= AIM OF THE EXERCISE =
Transcribe every entry below word for word, but skip the pictures.
++++++++++
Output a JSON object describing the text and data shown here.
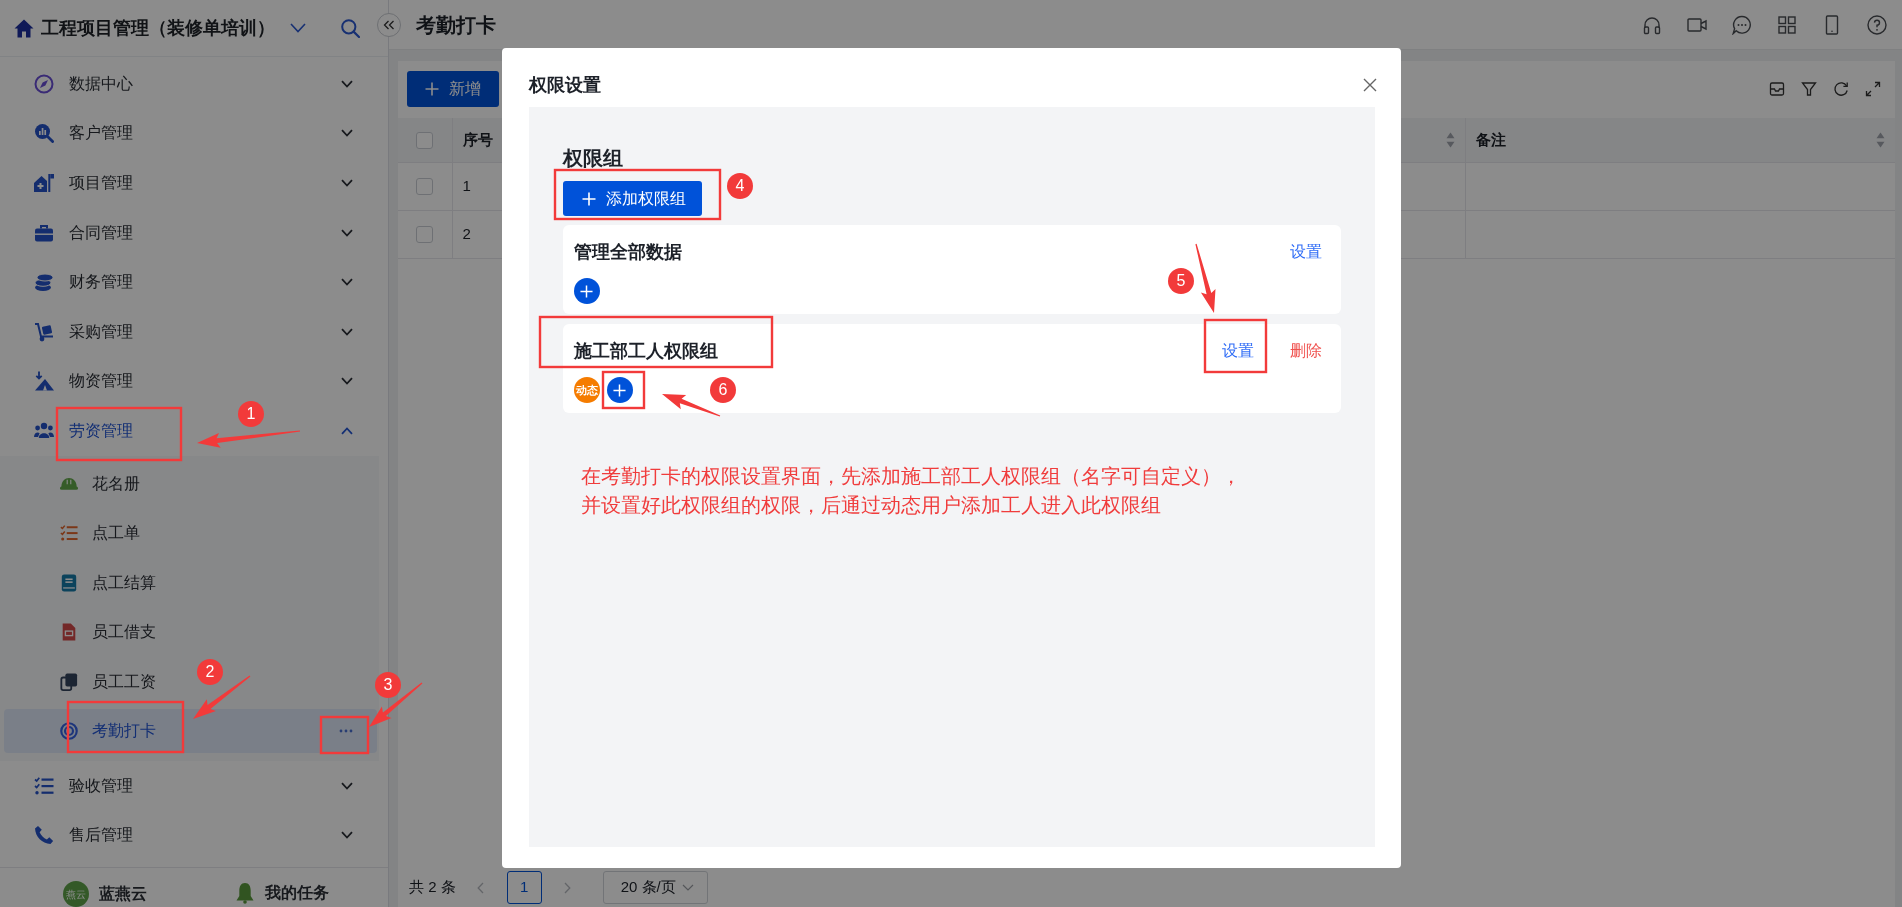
{
  "app": {
    "title": "工程项目管理（装修单培训）"
  },
  "sidebar": {
    "items": [
      {
        "label": "数据中心",
        "expanded": false
      },
      {
        "label": "客户管理",
        "expanded": false
      },
      {
        "label": "项目管理",
        "expanded": false
      },
      {
        "label": "合同管理",
        "expanded": false
      },
      {
        "label": "财务管理",
        "expanded": false
      },
      {
        "label": "采购管理",
        "expanded": false
      },
      {
        "label": "物资管理",
        "expanded": false
      },
      {
        "label": "劳资管理",
        "expanded": true,
        "children": [
          {
            "label": "花名册",
            "selected": false
          },
          {
            "label": "点工单",
            "selected": false
          },
          {
            "label": "点工结算",
            "selected": false
          },
          {
            "label": "员工借支",
            "selected": false
          },
          {
            "label": "员工工资",
            "selected": false
          },
          {
            "label": "考勤打卡",
            "selected": true
          }
        ]
      },
      {
        "label": "验收管理",
        "expanded": false
      },
      {
        "label": "售后管理",
        "expanded": false
      }
    ],
    "footer": [
      {
        "kind": "user",
        "label": "蓝燕云",
        "avatar": "燕云"
      },
      {
        "kind": "tasks",
        "label": "我的任务"
      }
    ]
  },
  "page": {
    "title": "考勤打卡"
  },
  "toolbar": {
    "buttons": [
      {
        "label": "新增"
      }
    ]
  },
  "table": {
    "select_all": {
      "checked": false
    },
    "columns": [
      {
        "label": "序号"
      },
      {
        "sortable": true
      },
      {
        "label": "备注",
        "sortable": true
      }
    ],
    "rows": [
      {
        "checked": false,
        "cells": [
          "1"
        ]
      },
      {
        "checked": false,
        "cells": [
          "2"
        ]
      }
    ]
  },
  "pagination": {
    "total": "共 2 条",
    "pages": [
      {
        "label": "1",
        "selected": true
      }
    ],
    "page_size": "20 条/页"
  },
  "dialog": {
    "title": "权限设置",
    "section_title": "权限组",
    "add_button": "添加权限组",
    "groups": [
      {
        "name": "管理全部数据",
        "actions": [
          {
            "label": "设置",
            "kind": "edit"
          }
        ]
      },
      {
        "name": "施工部工人权限组",
        "actions": [
          {
            "label": "设置",
            "kind": "edit"
          },
          {
            "label": "删除",
            "kind": "delete"
          }
        ],
        "members": [
          {
            "label": "动态"
          }
        ]
      }
    ],
    "note_lines": [
      "在考勤打卡的权限设置界面，先添加施工部工人权限组（名字可自定义），",
      "并设置好此权限组的权限，后通过动态用户添加工人进入此权限组"
    ]
  },
  "annotations": {
    "steps": [
      {
        "number": "1"
      },
      {
        "number": "2"
      },
      {
        "number": "3"
      },
      {
        "number": "4"
      },
      {
        "number": "5"
      },
      {
        "number": "6"
      }
    ]
  }
}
++++++++++
= COMPLETE ANSWER =
Output a JSON object describing the text and data shown here.
{
  "app": {
    "title": "工程项目管理（装修单培训）"
  },
  "sidebar": {
    "items": [
      {
        "label": "数据中心",
        "expanded": false
      },
      {
        "label": "客户管理",
        "expanded": false
      },
      {
        "label": "项目管理",
        "expanded": false
      },
      {
        "label": "合同管理",
        "expanded": false
      },
      {
        "label": "财务管理",
        "expanded": false
      },
      {
        "label": "采购管理",
        "expanded": false
      },
      {
        "label": "物资管理",
        "expanded": false
      },
      {
        "label": "劳资管理",
        "expanded": true,
        "children": [
          {
            "label": "花名册",
            "selected": false
          },
          {
            "label": "点工单",
            "selected": false
          },
          {
            "label": "点工结算",
            "selected": false
          },
          {
            "label": "员工借支",
            "selected": false
          },
          {
            "label": "员工工资",
            "selected": false
          },
          {
            "label": "考勤打卡",
            "selected": true
          }
        ]
      },
      {
        "label": "验收管理",
        "expanded": false
      },
      {
        "label": "售后管理",
        "expanded": false
      }
    ],
    "footer": [
      {
        "kind": "user",
        "label": "蓝燕云",
        "avatar": "燕云"
      },
      {
        "kind": "tasks",
        "label": "我的任务"
      }
    ]
  },
  "page": {
    "title": "考勤打卡"
  },
  "toolbar": {
    "buttons": [
      {
        "label": "新增"
      }
    ]
  },
  "table": {
    "select_all": {
      "checked": false
    },
    "columns": [
      {
        "label": "序号"
      },
      {
        "sortable": true
      },
      {
        "label": "备注",
        "sortable": true
      }
    ],
    "rows": [
      {
        "checked": false,
        "cells": [
          "1"
        ]
      },
      {
        "checked": false,
        "cells": [
          "2"
        ]
      }
    ]
  },
  "pagination": {
    "total": "共 2 条",
    "pages": [
      {
        "label": "1",
        "selected": true
      }
    ],
    "page_size": "20 条/页"
  },
  "dialog": {
    "title": "权限设置",
    "section_title": "权限组",
    "add_button": "添加权限组",
    "groups": [
      {
        "name": "管理全部数据",
        "actions": [
          {
            "label": "设置",
            "kind": "edit"
          }
        ]
      },
      {
        "name": "施工部工人权限组",
        "actions": [
          {
            "label": "设置",
            "kind": "edit"
          },
          {
            "label": "删除",
            "kind": "delete"
          }
        ],
        "members": [
          {
            "label": "动态"
          }
        ]
      }
    ],
    "note_lines": [
      "在考勤打卡的权限设置界面，先添加施工部工人权限组（名字可自定义），",
      "并设置好此权限组的权限，后通过动态用户添加工人进入此权限组"
    ]
  },
  "annotations": {
    "steps": [
      {
        "number": "1"
      },
      {
        "number": "2"
      },
      {
        "number": "3"
      },
      {
        "number": "4"
      },
      {
        "number": "5"
      },
      {
        "number": "6"
      }
    ]
  }
}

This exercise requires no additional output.